* BEGIN *

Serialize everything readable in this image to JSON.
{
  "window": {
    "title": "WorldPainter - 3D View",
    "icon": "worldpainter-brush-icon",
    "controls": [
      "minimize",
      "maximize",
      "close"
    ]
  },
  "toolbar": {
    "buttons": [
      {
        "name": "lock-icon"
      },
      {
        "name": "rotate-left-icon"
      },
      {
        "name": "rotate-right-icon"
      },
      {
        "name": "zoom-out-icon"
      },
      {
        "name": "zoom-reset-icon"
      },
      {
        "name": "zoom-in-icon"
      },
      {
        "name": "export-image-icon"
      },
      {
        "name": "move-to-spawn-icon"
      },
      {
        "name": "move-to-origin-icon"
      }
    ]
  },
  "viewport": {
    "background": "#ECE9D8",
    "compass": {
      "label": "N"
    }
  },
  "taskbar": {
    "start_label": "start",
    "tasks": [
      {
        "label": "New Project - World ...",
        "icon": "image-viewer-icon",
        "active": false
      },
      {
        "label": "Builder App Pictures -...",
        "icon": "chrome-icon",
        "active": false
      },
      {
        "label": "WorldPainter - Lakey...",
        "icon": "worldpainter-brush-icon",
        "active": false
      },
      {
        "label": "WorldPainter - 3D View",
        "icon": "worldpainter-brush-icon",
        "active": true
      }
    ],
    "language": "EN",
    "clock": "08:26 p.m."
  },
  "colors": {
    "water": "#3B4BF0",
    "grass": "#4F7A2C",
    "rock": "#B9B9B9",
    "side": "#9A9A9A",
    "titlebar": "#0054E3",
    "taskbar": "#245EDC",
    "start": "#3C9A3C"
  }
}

* END *
* BEGIN *

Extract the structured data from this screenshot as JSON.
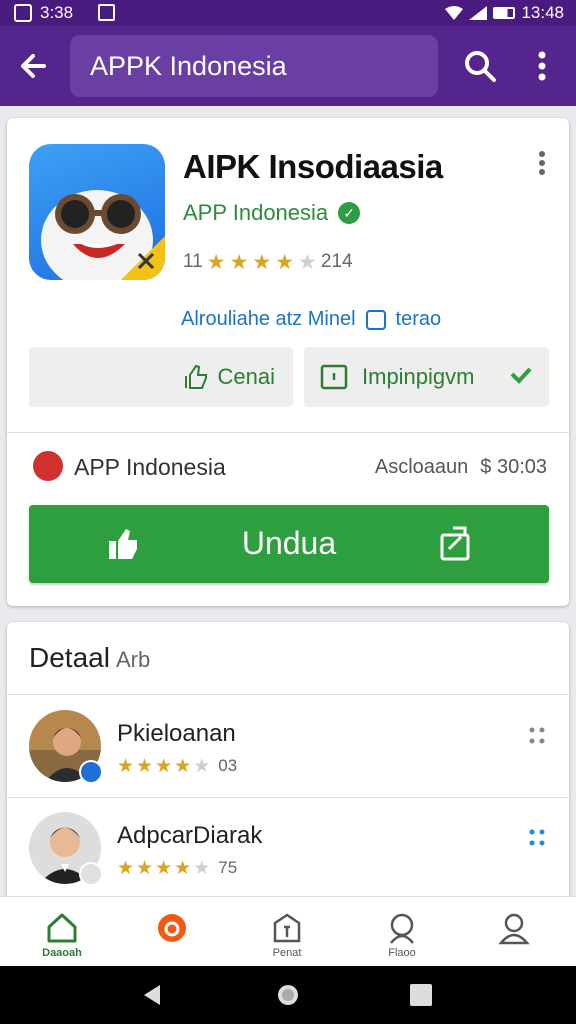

* END *
* BEGIN *

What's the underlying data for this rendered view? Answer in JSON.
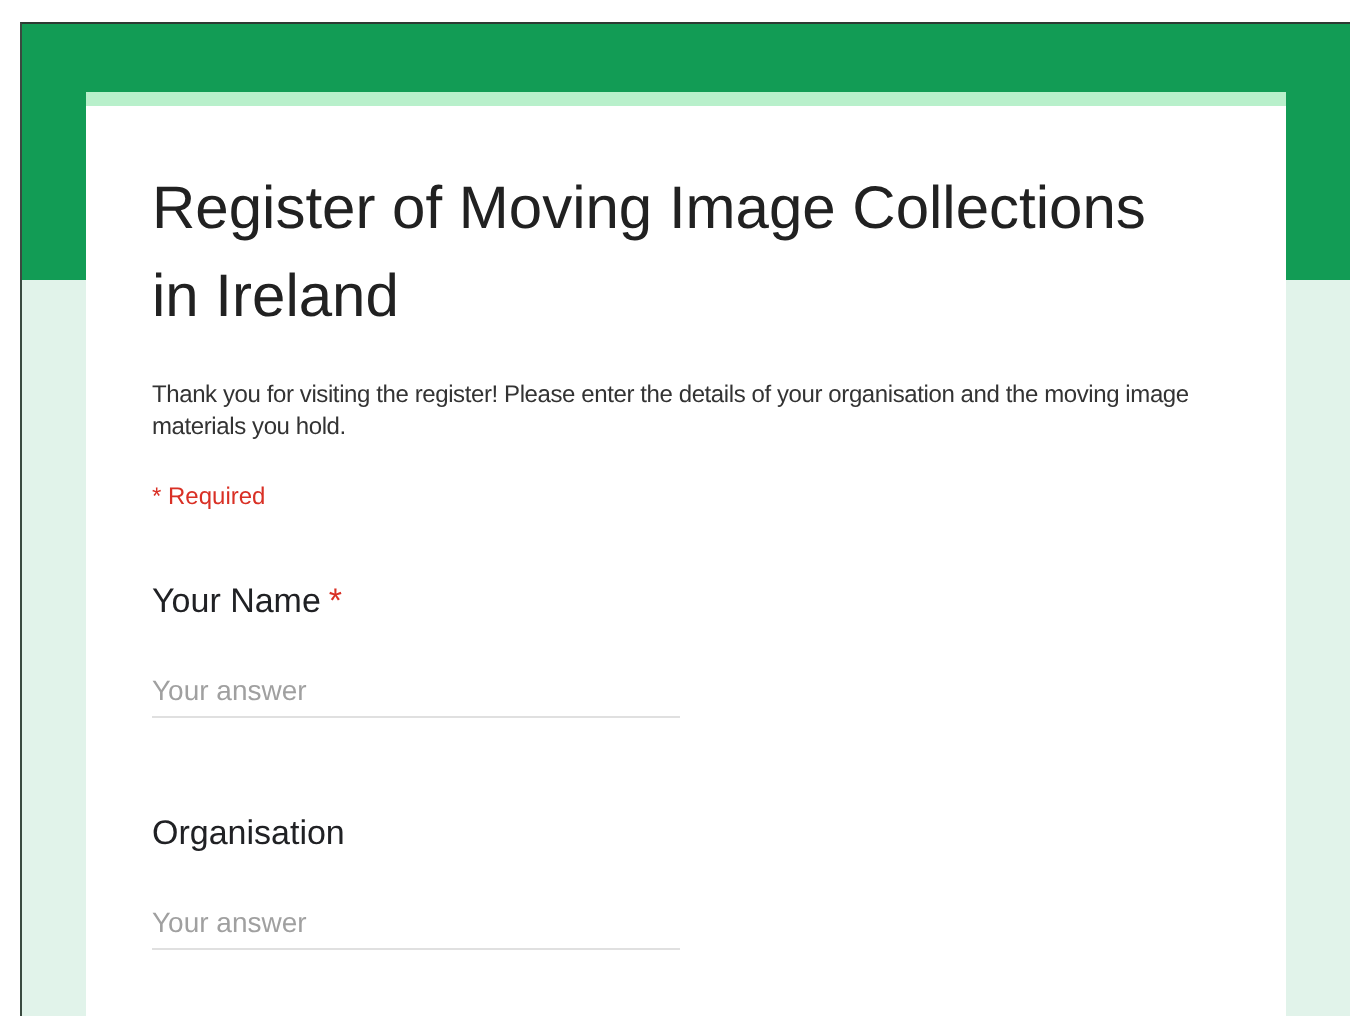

* END *

__TASK__
Using the listing above, locate the lines that hold "data" and copy each one.

__SOLUTION__
Extract the structured data from this screenshot as JSON.
What's the underlying data for this rendered view? Answer in JSON.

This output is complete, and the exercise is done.